__Data to process__.
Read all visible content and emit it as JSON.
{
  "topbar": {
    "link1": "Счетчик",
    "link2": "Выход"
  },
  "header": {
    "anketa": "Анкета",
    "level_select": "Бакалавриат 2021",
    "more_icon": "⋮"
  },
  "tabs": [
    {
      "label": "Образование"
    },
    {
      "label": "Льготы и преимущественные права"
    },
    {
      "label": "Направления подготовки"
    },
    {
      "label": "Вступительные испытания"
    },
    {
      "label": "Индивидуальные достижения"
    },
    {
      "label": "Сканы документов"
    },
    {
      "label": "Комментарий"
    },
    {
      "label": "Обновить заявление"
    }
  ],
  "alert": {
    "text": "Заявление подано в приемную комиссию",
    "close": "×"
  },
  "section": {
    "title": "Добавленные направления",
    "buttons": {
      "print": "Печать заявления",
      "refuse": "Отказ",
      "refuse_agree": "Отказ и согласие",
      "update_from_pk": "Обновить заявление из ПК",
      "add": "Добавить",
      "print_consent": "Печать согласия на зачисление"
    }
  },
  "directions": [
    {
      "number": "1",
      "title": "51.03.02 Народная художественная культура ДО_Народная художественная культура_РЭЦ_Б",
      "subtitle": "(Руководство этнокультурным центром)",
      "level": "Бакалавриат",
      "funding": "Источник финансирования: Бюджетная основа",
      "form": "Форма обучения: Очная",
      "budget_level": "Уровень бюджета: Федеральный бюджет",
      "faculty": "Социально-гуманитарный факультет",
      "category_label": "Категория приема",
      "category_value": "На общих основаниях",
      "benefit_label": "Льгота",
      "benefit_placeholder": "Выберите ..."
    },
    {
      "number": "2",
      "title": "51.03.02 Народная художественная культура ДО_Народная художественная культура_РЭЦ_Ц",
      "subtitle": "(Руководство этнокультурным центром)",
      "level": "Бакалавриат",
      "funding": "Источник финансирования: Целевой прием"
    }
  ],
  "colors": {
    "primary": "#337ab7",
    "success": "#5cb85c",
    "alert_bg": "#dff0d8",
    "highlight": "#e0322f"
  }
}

__Stated goal__. Your task is to quote the listing above word for word.

__Solution__.
Read all visible content and emit it as JSON.
{
  "topbar": {
    "link1": "Счетчик",
    "link2": "Выход"
  },
  "header": {
    "anketa": "Анкета",
    "level_select": "Бакалавриат 2021",
    "more_icon": "⋮"
  },
  "tabs": [
    {
      "label": "Образование"
    },
    {
      "label": "Льготы и преимущественные права"
    },
    {
      "label": "Направления подготовки"
    },
    {
      "label": "Вступительные испытания"
    },
    {
      "label": "Индивидуальные достижения"
    },
    {
      "label": "Сканы документов"
    },
    {
      "label": "Комментарий"
    },
    {
      "label": "Обновить заявление"
    }
  ],
  "alert": {
    "text": "Заявление подано в приемную комиссию",
    "close": "×"
  },
  "section": {
    "title": "Добавленные направления",
    "buttons": {
      "print": "Печать заявления",
      "refuse": "Отказ",
      "refuse_agree": "Отказ и согласие",
      "update_from_pk": "Обновить заявление из ПК",
      "add": "Добавить",
      "print_consent": "Печать согласия на зачисление"
    }
  },
  "directions": [
    {
      "number": "1",
      "title": "51.03.02 Народная художественная культура ДО_Народная художественная культура_РЭЦ_Б",
      "subtitle": "(Руководство этнокультурным центром)",
      "level": "Бакалавриат",
      "funding": "Источник финансирования: Бюджетная основа",
      "form": "Форма обучения: Очная",
      "budget_level": "Уровень бюджета: Федеральный бюджет",
      "faculty": "Социально-гуманитарный факультет",
      "category_label": "Категория приема",
      "category_value": "На общих основаниях",
      "benefit_label": "Льгота",
      "benefit_placeholder": "Выберите ..."
    },
    {
      "number": "2",
      "title": "51.03.02 Народная художественная культура ДО_Народная художественная культура_РЭЦ_Ц",
      "subtitle": "(Руководство этнокультурным центром)",
      "level": "Бакалавриат",
      "funding": "Источник финансирования: Целевой прием"
    }
  ],
  "colors": {
    "primary": "#337ab7",
    "success": "#5cb85c",
    "alert_bg": "#dff0d8",
    "highlight": "#e0322f"
  }
}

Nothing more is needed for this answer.